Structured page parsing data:
=-=-=
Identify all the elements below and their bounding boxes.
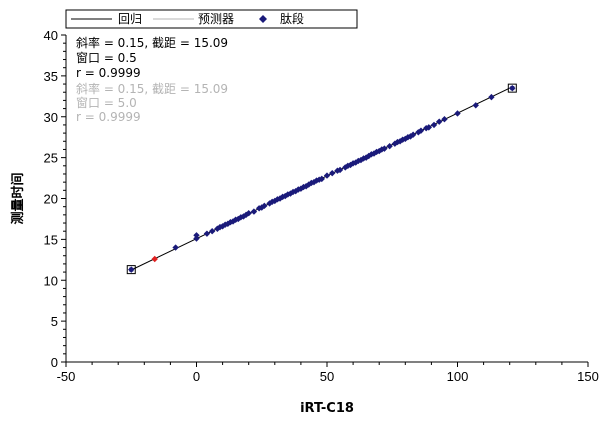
x-axis-title: iRT-C18 — [300, 401, 354, 416]
regression-stats-line-3: r = 0.9999 — [76, 66, 141, 80]
predictor-stats-line-1: 斜率 = 0.15, 截距 = 15.09 — [76, 81, 228, 96]
y-tick-label: 5 — [51, 314, 58, 329]
peptide-point — [208, 228, 216, 235]
y-tick-label: 10 — [44, 273, 58, 288]
peptide-point — [318, 175, 325, 183]
y-tick-label: 15 — [44, 232, 58, 247]
x-axis: -50 0 50 100 150 — [57, 362, 599, 384]
peptide-point — [436, 118, 443, 125]
y-tick-label: 30 — [44, 110, 58, 125]
peptide-point — [261, 202, 268, 210]
predictor-stats-line-3: r = 0.9999 — [76, 110, 141, 124]
peptide-point — [245, 210, 252, 217]
x-tick-label: 100 — [447, 369, 469, 384]
peptide-point — [488, 93, 495, 101]
peptide-point — [417, 127, 425, 134]
peptide-point — [235, 215, 242, 223]
endpoint-marker — [126, 265, 136, 275]
peptide-point — [425, 124, 432, 131]
legend-swatch-peptide — [259, 15, 267, 23]
peptide-point — [323, 172, 331, 179]
predictor-stats: 斜率 = 0.15, 截距 = 15.09 窗口 = 5.0 r = 0.999… — [76, 81, 228, 124]
endpoint-marker-core — [129, 267, 134, 272]
peptide-point — [352, 159, 359, 166]
peptide-point — [287, 190, 294, 197]
endpoint-marker-core — [510, 86, 515, 91]
peptide-point — [454, 110, 461, 117]
outlier-point — [151, 255, 158, 263]
x-tick-label: 150 — [577, 369, 599, 384]
y-tick-label: 0 — [51, 355, 58, 370]
peptide-point — [297, 185, 305, 192]
peptide-point — [193, 232, 200, 239]
peptide-point — [373, 148, 380, 156]
regression-stats-line-2: 窗口 = 0.5 — [76, 51, 137, 65]
peptide-point — [409, 131, 417, 138]
peptide-point — [441, 116, 448, 123]
peptide-point — [172, 244, 179, 251]
y-tick-label: 40 — [44, 28, 58, 43]
peptide-point — [422, 124, 430, 132]
peptide-point — [242, 211, 250, 219]
x-tick-label: 0 — [193, 369, 200, 384]
endpoint-marker — [507, 83, 517, 93]
peptide-point — [342, 164, 349, 171]
peptide-point — [430, 121, 438, 129]
legend-label-peptide: 肽段 — [280, 11, 304, 26]
y-axis-title: 测量时间 — [10, 172, 26, 224]
peptide-point — [329, 169, 336, 177]
legend-label-regression: 回归 — [118, 12, 142, 26]
peptide-point — [381, 145, 388, 152]
peptide-point — [336, 166, 344, 174]
peptide-point — [308, 179, 315, 187]
regression-stats: 斜率 = 0.15, 截距 = 15.09 窗口 = 0.5 r = 0.999… — [76, 35, 228, 80]
y-tick-label: 25 — [44, 151, 58, 166]
peptide-point — [250, 208, 258, 215]
y-tick-label: 35 — [44, 69, 58, 84]
peptide-point — [193, 235, 200, 242]
peptide-point — [472, 102, 479, 109]
legend: 回归 预测器 肽段 — [65, 9, 358, 29]
regression-stats-line-1: 斜率 = 0.15, 截距 = 15.09 — [76, 35, 228, 50]
peptide-points — [126, 83, 517, 275]
y-tick-label: 20 — [44, 192, 58, 207]
y-axis: 0 5 10 15 20 25 30 35 40 — [44, 28, 66, 370]
legend-box — [65, 9, 358, 29]
predictor-stats-line-2: 窗口 = 5.0 — [76, 96, 137, 110]
peptide-point — [386, 142, 393, 150]
peptide-point — [394, 138, 401, 146]
x-tick-label: -50 — [57, 369, 76, 384]
legend-label-predictor: 预测器 — [198, 12, 234, 26]
peptide-point — [276, 195, 284, 202]
x-tick-label: 50 — [320, 369, 334, 384]
peptide-point — [362, 154, 370, 161]
peptide-point — [266, 200, 273, 207]
peptide-point — [203, 230, 211, 237]
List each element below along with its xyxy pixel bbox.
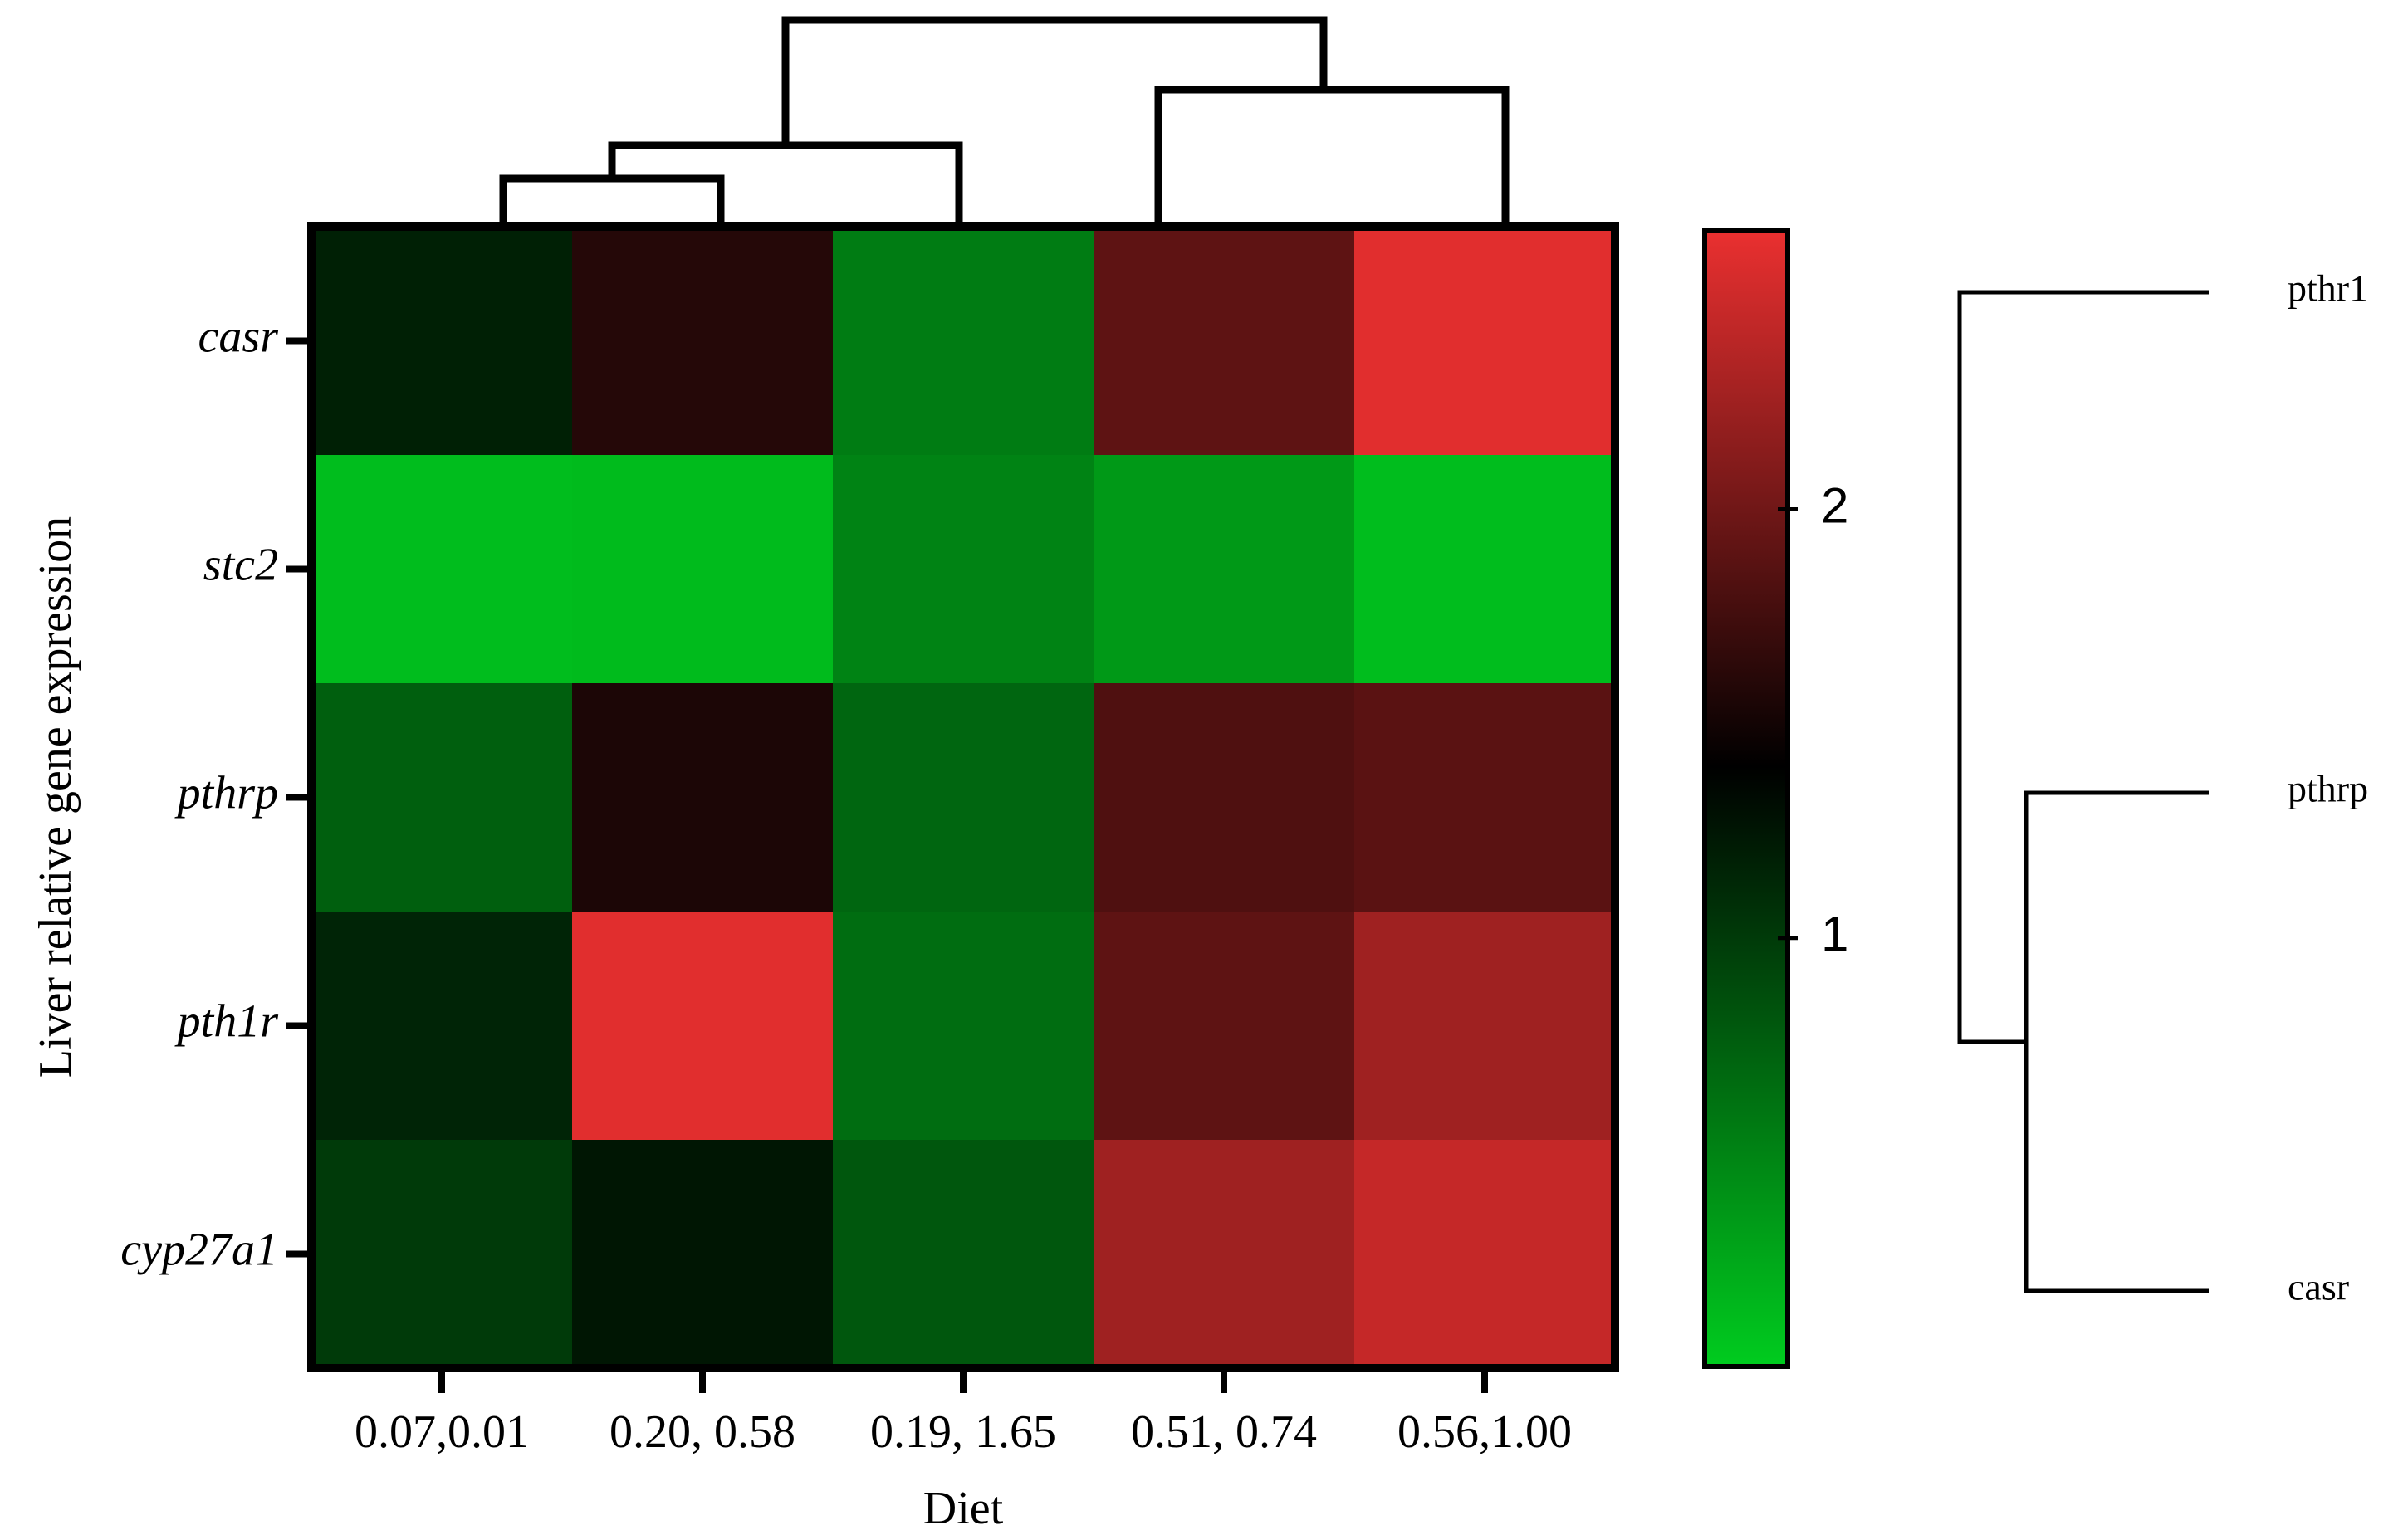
row-dendrogram-label: pthr1 (2288, 267, 2368, 310)
heatmap-cell (572, 1140, 834, 1369)
column-label: 0.20, 0.58 (609, 1406, 795, 1458)
row-label: pth1r (174, 995, 279, 1047)
column-dendrogram (499, 16, 1510, 227)
heatmap-cell (311, 912, 573, 1141)
heatmap-cell (311, 1140, 573, 1369)
heatmap-cell (1354, 227, 1616, 456)
row-label: casr (198, 310, 279, 362)
row-label: pthrp (174, 767, 278, 819)
column-label: 0.51, 0.74 (1131, 1406, 1317, 1458)
heatmap-cell (1094, 1140, 1355, 1369)
heatmap-cell (572, 227, 834, 456)
colorbar-tick-label: 2 (1821, 477, 1848, 533)
row-label: stc2 (203, 539, 278, 590)
colorbar (1702, 228, 1790, 1369)
heatmap-cell (1094, 912, 1355, 1141)
heatmap-cell (311, 683, 573, 912)
heatmap-cell (833, 227, 1094, 456)
row-labels: casr stc2 pthrp pth1r cyp27a1 (120, 310, 307, 1275)
x-axis-label: Diet (923, 1483, 1004, 1534)
heatmap-cell (833, 1140, 1094, 1369)
heatmap-cell (311, 455, 573, 684)
column-label: 0.56,1.00 (1397, 1406, 1572, 1458)
column-label: 0.19, 1.65 (870, 1406, 1056, 1458)
heatmap-cell (572, 455, 834, 684)
y-axis-label: Liver relative gene expression (30, 516, 81, 1078)
heatmap-cell (572, 683, 834, 912)
row-dendrogram (1957, 290, 2209, 1293)
column-label: 0.07,0.01 (355, 1406, 529, 1458)
heatmap-cell (1094, 227, 1355, 456)
row-dendrogram-label: pthrp (2288, 768, 2368, 810)
colorbar-tick-label: 1 (1821, 907, 1848, 962)
heatmap-cells (311, 227, 1616, 1369)
heatmap-cell (833, 455, 1094, 684)
heatmap-cell (1354, 455, 1616, 684)
row-dendrogram-label: casr (2288, 1266, 2349, 1308)
heatmap-cell (311, 227, 573, 456)
column-labels: 0.07,0.01 0.20, 0.58 0.19, 1.65 0.51, 0.74 0… (355, 1372, 1572, 1458)
row-label: cyp27a1 (120, 1224, 278, 1275)
heatmap-cell (1354, 912, 1616, 1141)
heatmap-cell (833, 912, 1094, 1141)
colorbar-ticks: 12 (1778, 477, 1848, 962)
heatmap-cell (1094, 455, 1355, 684)
heatmap-cell (1354, 683, 1616, 912)
heatmap-cell (572, 912, 834, 1141)
heatmap-cell (1354, 1140, 1616, 1369)
heatmap-cell (1094, 683, 1355, 912)
heatmap-frame (307, 222, 1619, 1372)
heatmap-cell (833, 683, 1094, 912)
=-=-=
● **Exercise**
All entries above should be returned exactly, apart from their pictures.

● **Result of the exercise**
Identify all the elements below and their bounding boxes.
x-axis-title: iRT-C18 — [300, 401, 354, 416]
regression-stats-line-3: r = 0.9999 — [76, 66, 141, 80]
predictor-stats-line-1: 斜率 = 0.15, 截距 = 15.09 — [76, 81, 228, 96]
y-tick-label: 5 — [51, 314, 58, 329]
peptide-point — [208, 228, 216, 235]
y-tick-label: 10 — [44, 273, 58, 288]
peptide-point — [318, 175, 325, 183]
y-tick-label: 15 — [44, 232, 58, 247]
x-axis: -50 0 50 100 150 — [57, 362, 599, 384]
peptide-point — [436, 118, 443, 125]
y-tick-label: 30 — [44, 110, 58, 125]
peptide-point — [261, 202, 268, 210]
predictor-stats-line-3: r = 0.9999 — [76, 110, 141, 124]
peptide-point — [245, 210, 252, 217]
x-tick-label: 100 — [447, 369, 469, 384]
peptide-point — [488, 93, 495, 101]
peptide-point — [417, 127, 425, 134]
peptide-point — [235, 215, 242, 223]
endpoint-marker — [126, 265, 136, 275]
peptide-point — [425, 124, 432, 131]
legend-swatch-peptide — [259, 15, 267, 23]
peptide-point — [323, 172, 331, 179]
predictor-stats: 斜率 = 0.15, 截距 = 15.09 窗口 = 5.0 r = 0.999… — [76, 81, 228, 124]
endpoint-marker-core — [129, 267, 134, 272]
peptide-point — [352, 159, 359, 166]
peptide-point — [287, 190, 294, 197]
endpoint-marker-core — [510, 86, 515, 91]
peptide-point — [454, 110, 461, 117]
outlier-point — [151, 255, 158, 263]
x-tick-label: 150 — [577, 369, 599, 384]
y-tick-label: 0 — [51, 355, 58, 370]
peptide-point — [297, 185, 305, 192]
peptide-point — [193, 232, 200, 239]
peptide-point — [373, 148, 380, 156]
regression-stats-line-2: 窗口 = 0.5 — [76, 51, 137, 65]
peptide-point — [409, 131, 417, 138]
peptide-point — [441, 116, 448, 123]
peptide-point — [172, 244, 179, 251]
y-tick-label: 40 — [44, 28, 58, 43]
peptide-point — [422, 124, 430, 132]
peptide-point — [242, 211, 250, 219]
x-tick-label: 0 — [193, 369, 200, 384]
endpoint-marker — [507, 83, 517, 93]
peptide-point — [342, 164, 349, 171]
peptide-point — [430, 121, 438, 129]
legend-label-peptide: 肽段 — [280, 11, 304, 26]
y-axis-title: 测量时间 — [10, 172, 26, 224]
peptide-point — [329, 169, 336, 177]
legend-label-regression: 回归 — [118, 12, 142, 26]
peptide-point — [381, 145, 388, 152]
peptide-point — [336, 166, 344, 174]
peptide-point — [308, 179, 315, 187]
regression-stats: 斜率 = 0.15, 截距 = 15.09 窗口 = 0.5 r = 0.999… — [76, 35, 228, 80]
y-tick-label: 25 — [44, 151, 58, 166]
peptide-point — [250, 208, 258, 215]
y-tick-label: 35 — [44, 69, 58, 84]
peptide-point — [193, 235, 200, 242]
peptide-point — [472, 102, 479, 109]
legend: 回归 预测器 肽段 — [65, 9, 358, 29]
regression-stats-line-1: 斜率 = 0.15, 截距 = 15.09 — [76, 35, 228, 50]
peptide-points — [126, 83, 517, 275]
y-tick-label: 20 — [44, 192, 58, 207]
y-axis: 0 5 10 15 20 25 30 35 40 — [44, 28, 66, 370]
legend-box — [65, 9, 358, 29]
predictor-stats-line-2: 窗口 = 5.0 — [76, 96, 137, 110]
peptide-point — [386, 142, 393, 150]
peptide-point — [394, 138, 401, 146]
x-tick-label: -50 — [57, 369, 76, 384]
legend-label-predictor: 预测器 — [198, 12, 234, 26]
peptide-point — [276, 195, 284, 202]
x-tick-label: 50 — [320, 369, 334, 384]
peptide-point — [362, 154, 370, 161]
peptide-point — [266, 200, 273, 207]
peptide-point — [203, 230, 211, 237]
List each element below along with its xyxy pixel bbox.
row-dendrogram-label: pthr1 (2288, 267, 2368, 310)
heatmap-cell (572, 1140, 834, 1369)
column-label: 0.20, 0.58 (609, 1406, 795, 1458)
row-label: pth1r (174, 995, 279, 1047)
column-dendrogram (499, 16, 1510, 227)
heatmap-cell (311, 912, 573, 1141)
heatmap-cell (311, 1140, 573, 1369)
heatmap-cell (1354, 227, 1616, 456)
row-label: casr (198, 310, 279, 362)
row-label: pthrp (174, 767, 278, 819)
column-label: 0.51, 0.74 (1131, 1406, 1317, 1458)
heatmap-cell (1094, 1140, 1355, 1369)
heatmap-cell (572, 227, 834, 456)
colorbar-tick-label: 2 (1821, 477, 1848, 533)
row-label: stc2 (203, 539, 278, 590)
colorbar (1702, 228, 1790, 1369)
heatmap-cell (1094, 912, 1355, 1141)
heatmap-cell (311, 683, 573, 912)
heatmap-cell (833, 227, 1094, 456)
row-labels: casr stc2 pthrp pth1r cyp27a1 (120, 310, 307, 1275)
x-axis-label: Diet (923, 1483, 1004, 1534)
heatmap-cell (833, 1140, 1094, 1369)
heatmap-cell (311, 455, 573, 684)
column-label: 0.56,1.00 (1397, 1406, 1572, 1458)
column-label: 0.19, 1.65 (870, 1406, 1056, 1458)
heatmap-cell (572, 455, 834, 684)
y-axis-label: Liver relative gene expression (30, 516, 81, 1078)
heatmap-cell (572, 683, 834, 912)
row-dendrogram (1957, 290, 2209, 1293)
column-label: 0.07,0.01 (355, 1406, 529, 1458)
heatmap-cell (1094, 227, 1355, 456)
row-dendrogram-label: pthrp (2288, 768, 2368, 810)
colorbar-tick-label: 1 (1821, 907, 1848, 962)
heatmap-cells (311, 227, 1616, 1369)
heatmap-cell (833, 455, 1094, 684)
heatmap-cell (1354, 455, 1616, 684)
row-dendrogram-label: casr (2288, 1266, 2349, 1308)
heatmap-cell (311, 227, 573, 456)
column-labels: 0.07,0.01 0.20, 0.58 0.19, 1.65 0.51, 0.74 0… (355, 1372, 1572, 1458)
row-label: cyp27a1 (120, 1224, 278, 1275)
heatmap-cell (1354, 912, 1616, 1141)
heatmap-cell (833, 912, 1094, 1141)
colorbar-ticks: 12 (1778, 477, 1848, 962)
heatmap-cell (1094, 455, 1355, 684)
heatmap-cell (1354, 683, 1616, 912)
heatmap-cell (572, 912, 834, 1141)
heatmap-cell (1354, 1140, 1616, 1369)
heatmap-cell (1094, 683, 1355, 912)
heatmap-frame (307, 222, 1619, 1372)
heatmap-cell (833, 683, 1094, 912)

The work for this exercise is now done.